• SHORT PROBLEM: Each line that holds the word "коммунальной" is to be identified and copied.

[Source records]
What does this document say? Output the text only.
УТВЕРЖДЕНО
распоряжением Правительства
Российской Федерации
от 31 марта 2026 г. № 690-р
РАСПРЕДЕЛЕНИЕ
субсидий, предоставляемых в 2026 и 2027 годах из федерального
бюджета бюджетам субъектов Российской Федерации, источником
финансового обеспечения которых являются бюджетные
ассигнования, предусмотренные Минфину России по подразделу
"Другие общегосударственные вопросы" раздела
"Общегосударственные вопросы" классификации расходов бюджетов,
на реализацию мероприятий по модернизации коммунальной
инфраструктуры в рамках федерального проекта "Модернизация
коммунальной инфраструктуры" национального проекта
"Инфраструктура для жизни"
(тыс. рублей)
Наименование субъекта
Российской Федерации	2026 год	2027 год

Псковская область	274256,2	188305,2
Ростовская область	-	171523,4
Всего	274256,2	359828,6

• TASK RESULT:
на реализацию мероприятий по модернизации коммунальной
коммунальной инфраструктуры" национального проекта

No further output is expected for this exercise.